_WORK TO COMPLETE_
Reproduce the material word for word; the images stay out.

_RECORD EXTRACTS_
▬▬▬▬▬▬▬▬▬▬

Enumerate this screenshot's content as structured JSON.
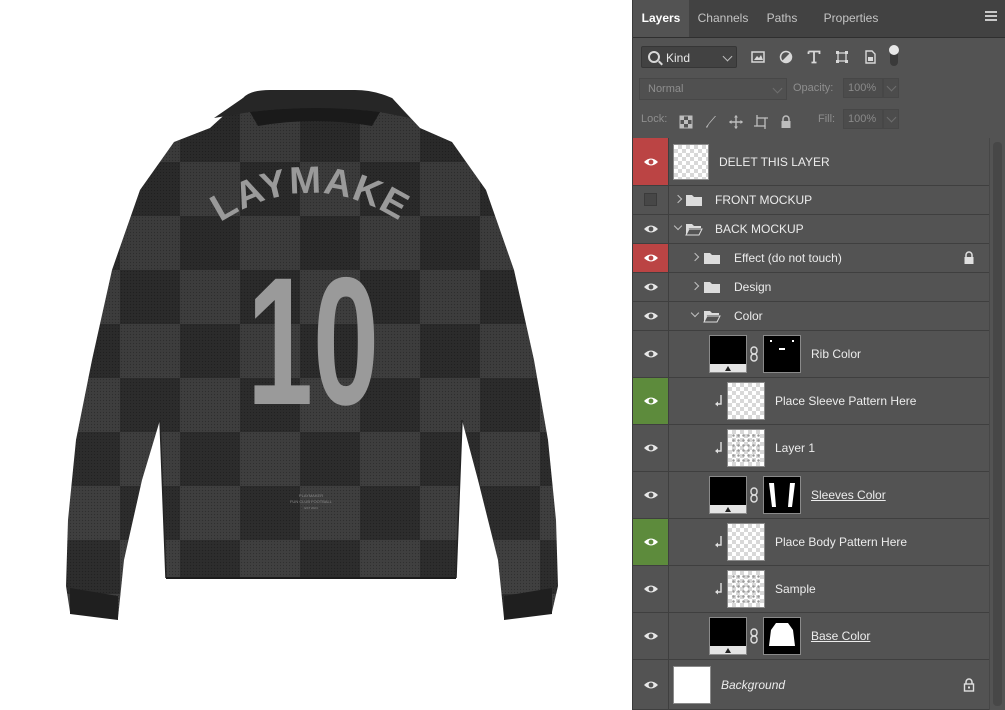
{
  "canvas": {
    "jersey_name": "PLAYMAKER",
    "jersey_number": "10",
    "footer_brand": "PLAYMAKER",
    "footer_club": "FUN CLUB FOOTBALL",
    "footer_small": "EST 2024"
  },
  "panel": {
    "tabs": [
      {
        "label": "Layers",
        "active": true
      },
      {
        "label": "Channels"
      },
      {
        "label": "Paths"
      },
      {
        "label": "Properties"
      }
    ],
    "filter": {
      "kind_label": "Kind"
    },
    "blend": {
      "mode": "Normal",
      "opacity_label": "Opacity:",
      "opacity_value": "100%"
    },
    "lock_row": {
      "lock_label": "Lock:",
      "fill_label": "Fill:",
      "fill_value": "100%"
    },
    "layers": [
      {
        "name": "DELET THIS LAYER",
        "visible": true,
        "eye_color": "red"
      },
      {
        "name": "FRONT MOCKUP",
        "visible": false,
        "type": "group",
        "expanded": false
      },
      {
        "name": "BACK MOCKUP",
        "visible": true,
        "type": "group",
        "expanded": true
      },
      {
        "name": "Effect (do not touch)",
        "visible": true,
        "eye_color": "red",
        "type": "group",
        "expanded": false,
        "locked": true
      },
      {
        "name": "Design",
        "visible": true,
        "type": "group",
        "expanded": false
      },
      {
        "name": "Color",
        "visible": true,
        "type": "group",
        "expanded": true
      },
      {
        "name": "Rib Color",
        "visible": true,
        "type": "fill-with-mask"
      },
      {
        "name": "Place Sleeve Pattern Here",
        "visible": true,
        "eye_color": "green",
        "clipped": true
      },
      {
        "name": "Layer 1",
        "visible": true,
        "clipped": true
      },
      {
        "name": "Sleeves Color",
        "visible": true,
        "type": "fill-with-mask"
      },
      {
        "name": "Place Body Pattern Here",
        "visible": true,
        "eye_color": "green",
        "clipped": true
      },
      {
        "name": "Sample",
        "visible": true,
        "clipped": true
      },
      {
        "name": "Base Color",
        "visible": true,
        "type": "fill-with-mask"
      },
      {
        "name": "Background",
        "visible": true,
        "locked": true
      }
    ]
  },
  "colors": {
    "panel_bg": "#535353",
    "tab_bar_bg": "#424242",
    "eye_red": "#bb4444",
    "eye_green": "#5d8b3c",
    "jersey_dark": "#2f2f2f",
    "jersey_print": "#9a9a9a"
  },
  "icons": [
    "search-icon",
    "image-filter-icon",
    "adjustment-filter-icon",
    "type-filter-icon",
    "shape-filter-icon",
    "smart-object-filter-icon",
    "filter-toggle",
    "lock-transparent-icon",
    "lock-paint-icon",
    "lock-position-icon",
    "lock-artboard-icon",
    "lock-all-icon",
    "eye-icon",
    "folder-icon",
    "chain-link-icon",
    "clip-arrow-icon",
    "lock-icon",
    "panel-menu-icon"
  ]
}
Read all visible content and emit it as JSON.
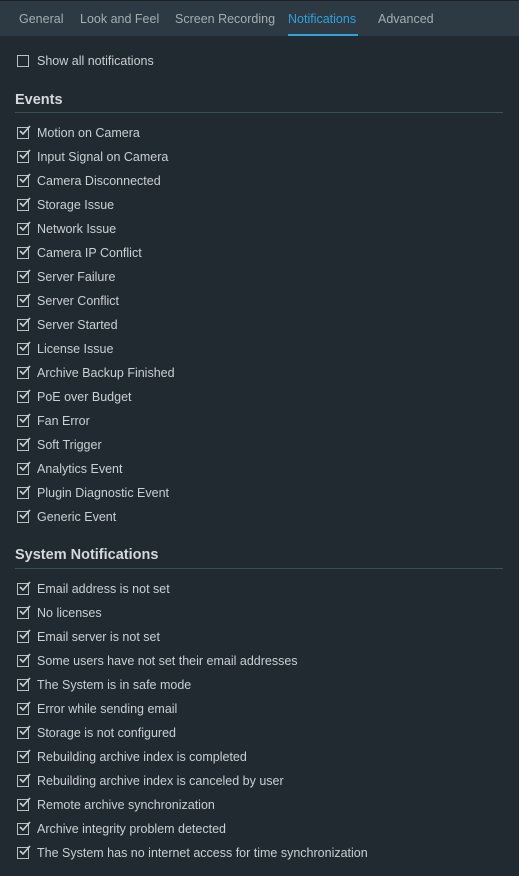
{
  "tabs": [
    {
      "label": "General"
    },
    {
      "label": "Look and Feel"
    },
    {
      "label": "Screen Recording"
    },
    {
      "label": "Notifications",
      "active": true
    },
    {
      "label": "Advanced"
    }
  ],
  "accent": "#2fa2db",
  "show_all": {
    "label": "Show all notifications",
    "checked": false
  },
  "events": {
    "title": "Events",
    "items": [
      "Motion on Camera",
      "Input Signal on Camera",
      "Camera Disconnected",
      "Storage Issue",
      "Network Issue",
      "Camera IP Conflict",
      "Server Failure",
      "Server Conflict",
      "Server Started",
      "License Issue",
      "Archive Backup Finished",
      "PoE over Budget",
      "Fan Error",
      "Soft Trigger",
      "Analytics Event",
      "Plugin Diagnostic Event",
      "Generic Event"
    ]
  },
  "system": {
    "title": "System Notifications",
    "items": [
      "Email address is not set",
      "No licenses",
      "Email server is not set",
      "Some users have not set their email addresses",
      "The System is in safe mode",
      "Error while sending email",
      "Storage is not configured",
      "Rebuilding archive index is completed",
      "Rebuilding archive index is canceled by user",
      "Remote archive synchronization",
      "Archive integrity problem detected",
      "The System has no internet access for time synchronization"
    ]
  }
}
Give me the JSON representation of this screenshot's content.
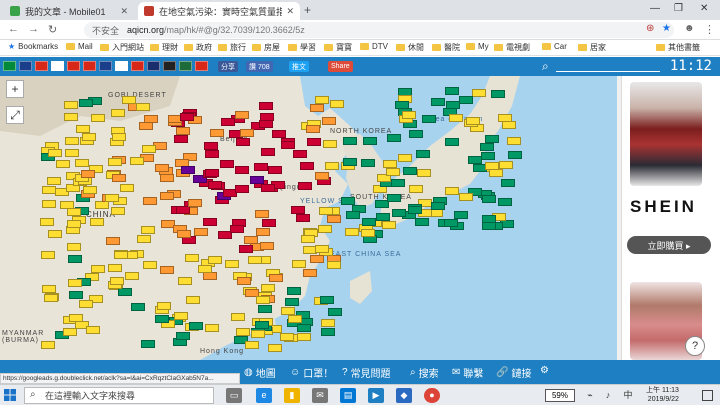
{
  "browser": {
    "tabs": [
      {
        "title": "我的文章 - Mobile01",
        "favicon_color": "#3aa34a"
      },
      {
        "title": "在地空氣污染：實時空氣質量指數",
        "favicon_color": "#c0392b"
      }
    ],
    "address": {
      "security": "不安全",
      "host": "aqicn.org",
      "path": "/map/hk/#@g/32.7039/120.3662/5z"
    },
    "bookmarks": [
      "Bookmarks",
      "Mail",
      "入門網站",
      "理財",
      "政府",
      "旅行",
      "房屋",
      "學習",
      "寶寶",
      "DTV",
      "休閒",
      "醫院",
      "My",
      "電視劇",
      "Car",
      "居家",
      "其他書籤"
    ]
  },
  "site": {
    "share_label": "分享",
    "like_label": "讚 708",
    "tweet_label": "推文",
    "g_share_label": "Share",
    "clock": "11:12",
    "flags": [
      "#008a39",
      "#1a3e8a",
      "#d62718",
      "#ffffff",
      "#d62718",
      "#d62718",
      "#1a3e8a",
      "#ffffff",
      "#d62718",
      "#1a2e6e",
      "#222222",
      "#1e6b3a",
      "#d62718"
    ]
  },
  "map": {
    "labels": [
      "GOBI DESERT",
      "CHINA",
      "NORTH KOREA",
      "SOUTH KOREA",
      "YELLOW SEA",
      "EAST CHINA SEA",
      "Beijing",
      "Qingdao",
      "MYANMAR (BURMA)",
      "Hong Kong",
      "Sea of Japan"
    ],
    "zoom_in": "+",
    "zoom_out": "−",
    "fullscreen": "⤢"
  },
  "ad": {
    "brand": "SHEIN",
    "cta": "立即購買 ▸"
  },
  "bottom_nav": [
    {
      "icon": "globe-icon",
      "glyph": "◍",
      "label": "地圖"
    },
    {
      "icon": "mask-icon",
      "glyph": "☺",
      "label": "口罩！"
    },
    {
      "icon": "question-icon",
      "glyph": "?",
      "label": "常見問題"
    },
    {
      "icon": "search-icon",
      "glyph": "⌕",
      "label": "搜索"
    },
    {
      "icon": "contact-icon",
      "glyph": "✉",
      "label": "聯繫"
    },
    {
      "icon": "link-icon",
      "glyph": "🔗",
      "label": "鏈接"
    },
    {
      "icon": "settings-icon",
      "glyph": "⚙",
      "label": ""
    }
  ],
  "status_url": "https://googleads.g.doubleclick.net/aclk?sa=l&ai=CxRqztClaGXab5N7a...",
  "taskbar": {
    "search_placeholder": "在這裡輸入文字來搜尋",
    "battery": "59%",
    "time": "上午 11:13",
    "date": "2019/9/22"
  },
  "colors": {
    "bar_blue": "#1e7fc2",
    "good": "#009966",
    "moderate": "#ffde33",
    "usg": "#ff9933",
    "unhealthy": "#cc0033",
    "very_unhealthy": "#660099"
  }
}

▬▬▬▬▬▬▬▬▬▬

_FINISHED TASK_
Enumerate this screenshot's content as structured JSON.
{
  "canvas": {
    "jersey_name": "PLAYMAKER",
    "jersey_number": "10",
    "footer_brand": "PLAYMAKER",
    "footer_club": "FUN CLUB FOOTBALL",
    "footer_small": "EST 2024"
  },
  "panel": {
    "tabs": [
      {
        "label": "Layers",
        "active": true
      },
      {
        "label": "Channels"
      },
      {
        "label": "Paths"
      },
      {
        "label": "Properties"
      }
    ],
    "filter": {
      "kind_label": "Kind"
    },
    "blend": {
      "mode": "Normal",
      "opacity_label": "Opacity:",
      "opacity_value": "100%"
    },
    "lock_row": {
      "lock_label": "Lock:",
      "fill_label": "Fill:",
      "fill_value": "100%"
    },
    "layers": [
      {
        "name": "DELET THIS LAYER",
        "visible": true,
        "eye_color": "red"
      },
      {
        "name": "FRONT MOCKUP",
        "visible": false,
        "type": "group",
        "expanded": false
      },
      {
        "name": "BACK MOCKUP",
        "visible": true,
        "type": "group",
        "expanded": true
      },
      {
        "name": "Effect (do not touch)",
        "visible": true,
        "eye_color": "red",
        "type": "group",
        "expanded": false,
        "locked": true
      },
      {
        "name": "Design",
        "visible": true,
        "type": "group",
        "expanded": false
      },
      {
        "name": "Color",
        "visible": true,
        "type": "group",
        "expanded": true
      },
      {
        "name": "Rib Color",
        "visible": true,
        "type": "fill-with-mask"
      },
      {
        "name": "Place Sleeve Pattern Here",
        "visible": true,
        "eye_color": "green",
        "clipped": true
      },
      {
        "name": "Layer 1",
        "visible": true,
        "clipped": true
      },
      {
        "name": "Sleeves Color",
        "visible": true,
        "type": "fill-with-mask"
      },
      {
        "name": "Place Body Pattern Here",
        "visible": true,
        "eye_color": "green",
        "clipped": true
      },
      {
        "name": "Sample",
        "visible": true,
        "clipped": true
      },
      {
        "name": "Base Color",
        "visible": true,
        "type": "fill-with-mask"
      },
      {
        "name": "Background",
        "visible": true,
        "locked": true
      }
    ]
  },
  "colors": {
    "panel_bg": "#535353",
    "tab_bar_bg": "#424242",
    "eye_red": "#bb4444",
    "eye_green": "#5d8b3c",
    "jersey_dark": "#2f2f2f",
    "jersey_print": "#9a9a9a"
  },
  "icons": [
    "search-icon",
    "image-filter-icon",
    "adjustment-filter-icon",
    "type-filter-icon",
    "shape-filter-icon",
    "smart-object-filter-icon",
    "filter-toggle",
    "lock-transparent-icon",
    "lock-paint-icon",
    "lock-position-icon",
    "lock-artboard-icon",
    "lock-all-icon",
    "eye-icon",
    "folder-icon",
    "chain-link-icon",
    "clip-arrow-icon",
    "lock-icon",
    "panel-menu-icon"
  ]
}
Read all visible content and emit it as JSON.
{
  "tabs": [
    {
      "label": "General"
    },
    {
      "label": "Look and Feel"
    },
    {
      "label": "Screen Recording"
    },
    {
      "label": "Notifications",
      "active": true
    },
    {
      "label": "Advanced"
    }
  ],
  "accent": "#2fa2db",
  "show_all": {
    "label": "Show all notifications",
    "checked": false
  },
  "events": {
    "title": "Events",
    "items": [
      "Motion on Camera",
      "Input Signal on Camera",
      "Camera Disconnected",
      "Storage Issue",
      "Network Issue",
      "Camera IP Conflict",
      "Server Failure",
      "Server Conflict",
      "Server Started",
      "License Issue",
      "Archive Backup Finished",
      "PoE over Budget",
      "Fan Error",
      "Soft Trigger",
      "Analytics Event",
      "Plugin Diagnostic Event",
      "Generic Event"
    ]
  },
  "system": {
    "title": "System Notifications",
    "items": [
      "Email address is not set",
      "No licenses",
      "Email server is not set",
      "Some users have not set their email addresses",
      "The System is in safe mode",
      "Error while sending email",
      "Storage is not configured",
      "Rebuilding archive index is completed",
      "Rebuilding archive index is canceled by user",
      "Remote archive synchronization",
      "Archive integrity problem detected",
      "The System has no internet access for time synchronization"
    ]
  }
}
Give me the JSON representation of this screenshot's content.
{
  "browser": {
    "tabs": [
      {
        "title": "我的文章 - Mobile01",
        "favicon_color": "#3aa34a"
      },
      {
        "title": "在地空氣污染：實時空氣質量指數",
        "favicon_color": "#c0392b"
      }
    ],
    "address": {
      "security": "不安全",
      "host": "aqicn.org",
      "path": "/map/hk/#@g/32.7039/120.3662/5z"
    },
    "bookmarks": [
      "Bookmarks",
      "Mail",
      "入門網站",
      "理財",
      "政府",
      "旅行",
      "房屋",
      "學習",
      "寶寶",
      "DTV",
      "休閒",
      "醫院",
      "My",
      "電視劇",
      "Car",
      "居家",
      "其他書籤"
    ]
  },
  "site": {
    "share_label": "分享",
    "like_label": "讚 708",
    "tweet_label": "推文",
    "g_share_label": "Share",
    "clock": "11:12",
    "flags": [
      "#008a39",
      "#1a3e8a",
      "#d62718",
      "#ffffff",
      "#d62718",
      "#d62718",
      "#1a3e8a",
      "#ffffff",
      "#d62718",
      "#1a2e6e",
      "#222222",
      "#1e6b3a",
      "#d62718"
    ]
  },
  "map": {
    "labels": [
      "GOBI DESERT",
      "CHINA",
      "NORTH KOREA",
      "SOUTH KOREA",
      "YELLOW SEA",
      "EAST CHINA SEA",
      "Beijing",
      "Qingdao",
      "MYANMAR (BURMA)",
      "Hong Kong",
      "Sea of Japan"
    ],
    "zoom_in": "+",
    "zoom_out": "−",
    "fullscreen": "⤢"
  },
  "ad": {
    "brand": "SHEIN",
    "cta": "立即購買 ▸"
  },
  "bottom_nav": [
    {
      "icon": "globe-icon",
      "glyph": "◍",
      "label": "地圖"
    },
    {
      "icon": "mask-icon",
      "glyph": "☺",
      "label": "口罩！"
    },
    {
      "icon": "question-icon",
      "glyph": "?",
      "label": "常見問題"
    },
    {
      "icon": "search-icon",
      "glyph": "⌕",
      "label": "搜索"
    },
    {
      "icon": "contact-icon",
      "glyph": "✉",
      "label": "聯繫"
    },
    {
      "icon": "link-icon",
      "glyph": "🔗",
      "label": "鏈接"
    },
    {
      "icon": "settings-icon",
      "glyph": "⚙",
      "label": ""
    }
  ],
  "status_url": "https://googleads.g.doubleclick.net/aclk?sa=l&ai=CxRqztClaGXab5N7a...",
  "taskbar": {
    "search_placeholder": "在這裡輸入文字來搜尋",
    "battery": "59%",
    "time": "上午 11:13",
    "date": "2019/9/22"
  },
  "colors": {
    "bar_blue": "#1e7fc2",
    "good": "#009966",
    "moderate": "#ffde33",
    "usg": "#ff9933",
    "unhealthy": "#cc0033",
    "very_unhealthy": "#660099"
  }
}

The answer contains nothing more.